__Exercise requirements__.
Count the lines in the records below that contain the string "magnify", and reply with that number alone.

__Record excerpts__.
════════════════════

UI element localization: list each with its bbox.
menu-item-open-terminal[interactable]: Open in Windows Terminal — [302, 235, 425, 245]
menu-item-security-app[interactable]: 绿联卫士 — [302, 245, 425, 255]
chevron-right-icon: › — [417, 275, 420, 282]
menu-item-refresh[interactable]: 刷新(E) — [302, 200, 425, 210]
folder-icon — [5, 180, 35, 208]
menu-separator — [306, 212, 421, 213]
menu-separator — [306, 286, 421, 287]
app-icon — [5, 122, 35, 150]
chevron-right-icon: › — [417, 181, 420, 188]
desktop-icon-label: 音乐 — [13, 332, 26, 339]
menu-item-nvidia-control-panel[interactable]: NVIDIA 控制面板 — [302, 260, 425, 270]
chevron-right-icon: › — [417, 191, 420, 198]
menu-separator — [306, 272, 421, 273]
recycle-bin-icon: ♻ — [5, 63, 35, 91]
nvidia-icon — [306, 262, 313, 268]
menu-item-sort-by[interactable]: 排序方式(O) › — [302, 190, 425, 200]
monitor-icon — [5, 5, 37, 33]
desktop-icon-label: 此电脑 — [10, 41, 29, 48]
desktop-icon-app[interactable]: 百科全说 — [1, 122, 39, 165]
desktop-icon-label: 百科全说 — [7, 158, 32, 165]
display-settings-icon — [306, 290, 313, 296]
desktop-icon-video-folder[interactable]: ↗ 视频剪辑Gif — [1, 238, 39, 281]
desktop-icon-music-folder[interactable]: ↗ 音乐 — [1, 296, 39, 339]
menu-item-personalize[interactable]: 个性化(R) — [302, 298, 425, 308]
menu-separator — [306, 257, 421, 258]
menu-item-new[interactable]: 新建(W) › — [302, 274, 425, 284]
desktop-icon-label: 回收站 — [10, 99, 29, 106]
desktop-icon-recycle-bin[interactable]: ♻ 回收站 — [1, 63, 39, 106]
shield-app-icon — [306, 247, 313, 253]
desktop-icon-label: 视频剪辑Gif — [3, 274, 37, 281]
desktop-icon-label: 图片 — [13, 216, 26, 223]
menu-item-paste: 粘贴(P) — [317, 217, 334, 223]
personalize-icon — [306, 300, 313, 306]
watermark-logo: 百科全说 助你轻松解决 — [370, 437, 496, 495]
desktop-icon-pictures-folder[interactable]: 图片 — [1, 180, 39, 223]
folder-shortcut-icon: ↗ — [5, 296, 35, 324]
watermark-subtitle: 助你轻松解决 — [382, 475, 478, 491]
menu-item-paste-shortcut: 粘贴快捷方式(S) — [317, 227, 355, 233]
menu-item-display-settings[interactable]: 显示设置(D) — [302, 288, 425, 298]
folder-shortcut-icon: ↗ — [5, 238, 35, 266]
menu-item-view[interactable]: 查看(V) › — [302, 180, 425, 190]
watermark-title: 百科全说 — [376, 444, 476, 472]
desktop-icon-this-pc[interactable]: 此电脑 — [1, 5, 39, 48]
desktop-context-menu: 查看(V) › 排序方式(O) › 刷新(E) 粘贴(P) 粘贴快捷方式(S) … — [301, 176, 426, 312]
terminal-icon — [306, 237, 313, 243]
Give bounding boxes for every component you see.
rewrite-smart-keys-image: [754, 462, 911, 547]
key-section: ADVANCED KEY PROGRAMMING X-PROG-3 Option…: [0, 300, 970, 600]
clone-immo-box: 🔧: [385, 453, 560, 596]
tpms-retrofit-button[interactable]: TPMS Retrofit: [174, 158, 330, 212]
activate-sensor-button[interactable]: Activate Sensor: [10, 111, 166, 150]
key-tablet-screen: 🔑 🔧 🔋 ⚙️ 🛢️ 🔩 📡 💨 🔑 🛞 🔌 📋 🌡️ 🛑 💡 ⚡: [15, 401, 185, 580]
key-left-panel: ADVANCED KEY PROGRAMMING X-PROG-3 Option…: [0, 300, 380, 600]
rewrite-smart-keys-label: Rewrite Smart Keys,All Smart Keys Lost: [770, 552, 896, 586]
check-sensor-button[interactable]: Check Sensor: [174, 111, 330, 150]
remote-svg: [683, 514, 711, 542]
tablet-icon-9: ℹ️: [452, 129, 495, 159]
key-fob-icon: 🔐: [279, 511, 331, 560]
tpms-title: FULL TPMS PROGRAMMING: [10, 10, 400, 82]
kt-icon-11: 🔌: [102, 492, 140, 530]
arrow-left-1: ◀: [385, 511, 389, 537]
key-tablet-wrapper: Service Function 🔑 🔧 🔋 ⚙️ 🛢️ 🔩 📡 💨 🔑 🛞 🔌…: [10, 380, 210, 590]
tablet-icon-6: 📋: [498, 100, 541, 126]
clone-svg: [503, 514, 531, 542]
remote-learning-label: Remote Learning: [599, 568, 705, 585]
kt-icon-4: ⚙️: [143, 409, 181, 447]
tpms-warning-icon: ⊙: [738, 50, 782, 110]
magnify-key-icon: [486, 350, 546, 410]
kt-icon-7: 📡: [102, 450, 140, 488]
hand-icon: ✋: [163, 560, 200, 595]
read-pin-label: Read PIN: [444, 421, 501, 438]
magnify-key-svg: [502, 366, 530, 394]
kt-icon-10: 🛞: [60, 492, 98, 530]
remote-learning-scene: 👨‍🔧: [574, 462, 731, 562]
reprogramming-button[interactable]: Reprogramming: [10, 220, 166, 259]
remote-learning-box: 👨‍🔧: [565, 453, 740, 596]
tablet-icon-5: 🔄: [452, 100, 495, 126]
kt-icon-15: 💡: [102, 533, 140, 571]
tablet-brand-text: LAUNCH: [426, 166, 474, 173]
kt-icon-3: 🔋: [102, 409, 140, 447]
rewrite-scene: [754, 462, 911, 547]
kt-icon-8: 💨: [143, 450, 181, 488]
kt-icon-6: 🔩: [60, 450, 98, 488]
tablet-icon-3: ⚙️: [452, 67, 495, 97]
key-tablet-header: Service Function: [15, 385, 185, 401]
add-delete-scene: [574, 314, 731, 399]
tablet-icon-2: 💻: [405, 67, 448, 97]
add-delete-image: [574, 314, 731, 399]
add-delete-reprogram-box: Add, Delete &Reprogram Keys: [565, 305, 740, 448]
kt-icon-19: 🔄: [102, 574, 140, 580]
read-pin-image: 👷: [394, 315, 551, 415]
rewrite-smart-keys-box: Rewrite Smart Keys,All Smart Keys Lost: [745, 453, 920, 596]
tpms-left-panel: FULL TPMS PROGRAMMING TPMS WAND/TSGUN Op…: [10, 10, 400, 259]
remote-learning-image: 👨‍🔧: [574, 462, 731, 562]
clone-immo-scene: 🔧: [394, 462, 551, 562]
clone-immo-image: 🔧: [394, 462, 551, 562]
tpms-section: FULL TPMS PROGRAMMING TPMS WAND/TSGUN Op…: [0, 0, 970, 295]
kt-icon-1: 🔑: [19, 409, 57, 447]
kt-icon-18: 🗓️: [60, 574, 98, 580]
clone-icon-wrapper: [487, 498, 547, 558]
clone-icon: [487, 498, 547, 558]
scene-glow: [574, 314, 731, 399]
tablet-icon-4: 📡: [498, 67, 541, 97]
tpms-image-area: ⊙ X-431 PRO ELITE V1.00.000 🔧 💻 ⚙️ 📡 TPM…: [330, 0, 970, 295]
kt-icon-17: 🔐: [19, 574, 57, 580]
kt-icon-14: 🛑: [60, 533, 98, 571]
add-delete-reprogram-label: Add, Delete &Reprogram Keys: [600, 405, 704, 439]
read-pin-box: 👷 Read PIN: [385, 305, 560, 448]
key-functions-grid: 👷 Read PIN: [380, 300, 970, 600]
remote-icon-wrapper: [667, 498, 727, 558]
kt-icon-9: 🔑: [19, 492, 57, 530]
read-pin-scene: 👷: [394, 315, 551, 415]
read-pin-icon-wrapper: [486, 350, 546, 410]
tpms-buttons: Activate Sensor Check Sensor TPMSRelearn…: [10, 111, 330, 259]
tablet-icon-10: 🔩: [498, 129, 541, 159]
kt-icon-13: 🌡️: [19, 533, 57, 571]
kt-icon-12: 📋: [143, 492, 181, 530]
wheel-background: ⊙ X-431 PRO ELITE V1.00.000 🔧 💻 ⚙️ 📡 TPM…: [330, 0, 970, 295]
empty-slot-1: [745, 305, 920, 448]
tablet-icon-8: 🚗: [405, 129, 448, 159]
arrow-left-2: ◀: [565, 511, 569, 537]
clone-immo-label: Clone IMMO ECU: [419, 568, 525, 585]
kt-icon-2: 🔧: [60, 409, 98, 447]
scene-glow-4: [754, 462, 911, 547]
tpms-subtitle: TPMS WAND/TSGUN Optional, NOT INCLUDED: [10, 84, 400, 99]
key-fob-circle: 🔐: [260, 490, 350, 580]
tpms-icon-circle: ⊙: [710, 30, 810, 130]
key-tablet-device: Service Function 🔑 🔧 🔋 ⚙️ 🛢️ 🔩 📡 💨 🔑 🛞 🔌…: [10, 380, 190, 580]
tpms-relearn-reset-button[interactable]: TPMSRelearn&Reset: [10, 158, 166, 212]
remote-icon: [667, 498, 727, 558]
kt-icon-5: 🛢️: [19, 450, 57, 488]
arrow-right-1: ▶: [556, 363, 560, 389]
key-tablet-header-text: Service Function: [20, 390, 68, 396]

════════════════════

__Written answer__.
2